# THE TASK:
Would you transcribe the whole listing exactly, minus its pictures?

# TASK DATA:
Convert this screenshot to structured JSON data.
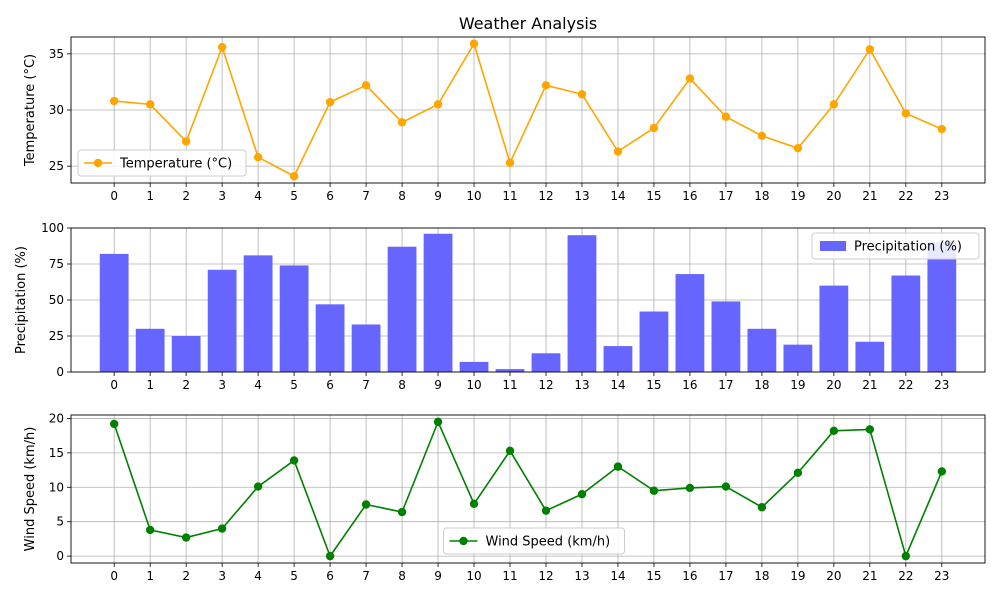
{
  "title": "Weather Analysis",
  "chart_data": [
    {
      "type": "line",
      "name": "temperature-panel",
      "title": "Weather Analysis",
      "x": [
        0,
        1,
        2,
        3,
        4,
        5,
        6,
        7,
        8,
        9,
        10,
        11,
        12,
        13,
        14,
        15,
        16,
        17,
        18,
        19,
        20,
        21,
        22,
        23
      ],
      "x_tick_labels": [
        "0",
        "1",
        "2",
        "3",
        "4",
        "5",
        "6",
        "7",
        "8",
        "9",
        "10",
        "11",
        "12",
        "13",
        "14",
        "15",
        "16",
        "17",
        "18",
        "19",
        "20",
        "21",
        "22",
        "23"
      ],
      "series": [
        {
          "name": "Temperature (°C)",
          "color": "#FFA500",
          "marker": "circle",
          "values": [
            30.8,
            30.5,
            27.2,
            35.6,
            25.8,
            24.1,
            30.7,
            32.2,
            28.9,
            30.5,
            35.9,
            25.3,
            32.2,
            31.4,
            26.3,
            28.4,
            32.8,
            29.4,
            27.7,
            26.6,
            30.5,
            35.4,
            29.7,
            28.3
          ]
        }
      ],
      "xlabel": "",
      "ylabel": "Temperature (°C)",
      "ylim": [
        23.5,
        36.5
      ],
      "y_ticks": [
        25,
        30,
        35
      ],
      "grid": true,
      "legend_position": "lower-left"
    },
    {
      "type": "bar",
      "name": "precipitation-panel",
      "x": [
        0,
        1,
        2,
        3,
        4,
        5,
        6,
        7,
        8,
        9,
        10,
        11,
        12,
        13,
        14,
        15,
        16,
        17,
        18,
        19,
        20,
        21,
        22,
        23
      ],
      "x_tick_labels": [
        "0",
        "1",
        "2",
        "3",
        "4",
        "5",
        "6",
        "7",
        "8",
        "9",
        "10",
        "11",
        "12",
        "13",
        "14",
        "15",
        "16",
        "17",
        "18",
        "19",
        "20",
        "21",
        "22",
        "23"
      ],
      "series": [
        {
          "name": "Precipitation (%)",
          "color": "#6666FF",
          "values": [
            82,
            30,
            25,
            71,
            81,
            74,
            47,
            33,
            87,
            96,
            7,
            2,
            13,
            95,
            18,
            42,
            68,
            49,
            30,
            19,
            60,
            21,
            67,
            90
          ]
        }
      ],
      "xlabel": "",
      "ylabel": "Precipitation (%)",
      "ylim": [
        0,
        100
      ],
      "y_ticks": [
        0,
        25,
        50,
        75,
        100
      ],
      "grid": true,
      "legend_position": "top-right"
    },
    {
      "type": "line",
      "name": "wind-panel",
      "x": [
        0,
        1,
        2,
        3,
        4,
        5,
        6,
        7,
        8,
        9,
        10,
        11,
        12,
        13,
        14,
        15,
        16,
        17,
        18,
        19,
        20,
        21,
        22,
        23
      ],
      "x_tick_labels": [
        "0",
        "1",
        "2",
        "3",
        "4",
        "5",
        "6",
        "7",
        "8",
        "9",
        "10",
        "11",
        "12",
        "13",
        "14",
        "15",
        "16",
        "17",
        "18",
        "19",
        "20",
        "21",
        "22",
        "23"
      ],
      "series": [
        {
          "name": "Wind Speed (km/h)",
          "color": "#008000",
          "marker": "circle",
          "values": [
            19.2,
            3.8,
            2.7,
            4.0,
            10.1,
            13.9,
            0.0,
            7.5,
            6.4,
            19.5,
            7.6,
            15.3,
            6.6,
            9.0,
            13.0,
            9.5,
            9.9,
            10.1,
            7.1,
            12.1,
            18.2,
            18.4,
            0.0,
            12.3
          ]
        }
      ],
      "xlabel": "",
      "ylabel": "Wind Speed (km/h)",
      "ylim": [
        -1,
        20.5
      ],
      "y_ticks": [
        0,
        5,
        10,
        15,
        20
      ],
      "grid": true,
      "legend_position": "lower-center"
    }
  ]
}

# TASK SOLUTION:
Convert this screenshot to structured JSON data.
{
  "title": "Weather Analysis",
  "chart_data": [
    {
      "type": "line",
      "name": "temperature-panel",
      "title": "Weather Analysis",
      "x": [
        0,
        1,
        2,
        3,
        4,
        5,
        6,
        7,
        8,
        9,
        10,
        11,
        12,
        13,
        14,
        15,
        16,
        17,
        18,
        19,
        20,
        21,
        22,
        23
      ],
      "x_tick_labels": [
        "0",
        "1",
        "2",
        "3",
        "4",
        "5",
        "6",
        "7",
        "8",
        "9",
        "10",
        "11",
        "12",
        "13",
        "14",
        "15",
        "16",
        "17",
        "18",
        "19",
        "20",
        "21",
        "22",
        "23"
      ],
      "series": [
        {
          "name": "Temperature (°C)",
          "color": "#FFA500",
          "marker": "circle",
          "values": [
            30.8,
            30.5,
            27.2,
            35.6,
            25.8,
            24.1,
            30.7,
            32.2,
            28.9,
            30.5,
            35.9,
            25.3,
            32.2,
            31.4,
            26.3,
            28.4,
            32.8,
            29.4,
            27.7,
            26.6,
            30.5,
            35.4,
            29.7,
            28.3
          ]
        }
      ],
      "xlabel": "",
      "ylabel": "Temperature (°C)",
      "ylim": [
        23.5,
        36.5
      ],
      "y_ticks": [
        25,
        30,
        35
      ],
      "grid": true,
      "legend_position": "lower-left"
    },
    {
      "type": "bar",
      "name": "precipitation-panel",
      "x": [
        0,
        1,
        2,
        3,
        4,
        5,
        6,
        7,
        8,
        9,
        10,
        11,
        12,
        13,
        14,
        15,
        16,
        17,
        18,
        19,
        20,
        21,
        22,
        23
      ],
      "x_tick_labels": [
        "0",
        "1",
        "2",
        "3",
        "4",
        "5",
        "6",
        "7",
        "8",
        "9",
        "10",
        "11",
        "12",
        "13",
        "14",
        "15",
        "16",
        "17",
        "18",
        "19",
        "20",
        "21",
        "22",
        "23"
      ],
      "series": [
        {
          "name": "Precipitation (%)",
          "color": "#6666FF",
          "values": [
            82,
            30,
            25,
            71,
            81,
            74,
            47,
            33,
            87,
            96,
            7,
            2,
            13,
            95,
            18,
            42,
            68,
            49,
            30,
            19,
            60,
            21,
            67,
            90
          ]
        }
      ],
      "xlabel": "",
      "ylabel": "Precipitation (%)",
      "ylim": [
        0,
        100
      ],
      "y_ticks": [
        0,
        25,
        50,
        75,
        100
      ],
      "grid": true,
      "legend_position": "top-right"
    },
    {
      "type": "line",
      "name": "wind-panel",
      "x": [
        0,
        1,
        2,
        3,
        4,
        5,
        6,
        7,
        8,
        9,
        10,
        11,
        12,
        13,
        14,
        15,
        16,
        17,
        18,
        19,
        20,
        21,
        22,
        23
      ],
      "x_tick_labels": [
        "0",
        "1",
        "2",
        "3",
        "4",
        "5",
        "6",
        "7",
        "8",
        "9",
        "10",
        "11",
        "12",
        "13",
        "14",
        "15",
        "16",
        "17",
        "18",
        "19",
        "20",
        "21",
        "22",
        "23"
      ],
      "series": [
        {
          "name": "Wind Speed (km/h)",
          "color": "#008000",
          "marker": "circle",
          "values": [
            19.2,
            3.8,
            2.7,
            4.0,
            10.1,
            13.9,
            0.0,
            7.5,
            6.4,
            19.5,
            7.6,
            15.3,
            6.6,
            9.0,
            13.0,
            9.5,
            9.9,
            10.1,
            7.1,
            12.1,
            18.2,
            18.4,
            0.0,
            12.3
          ]
        }
      ],
      "xlabel": "",
      "ylabel": "Wind Speed (km/h)",
      "ylim": [
        -1,
        20.5
      ],
      "y_ticks": [
        0,
        5,
        10,
        15,
        20
      ],
      "grid": true,
      "legend_position": "lower-center"
    }
  ]
}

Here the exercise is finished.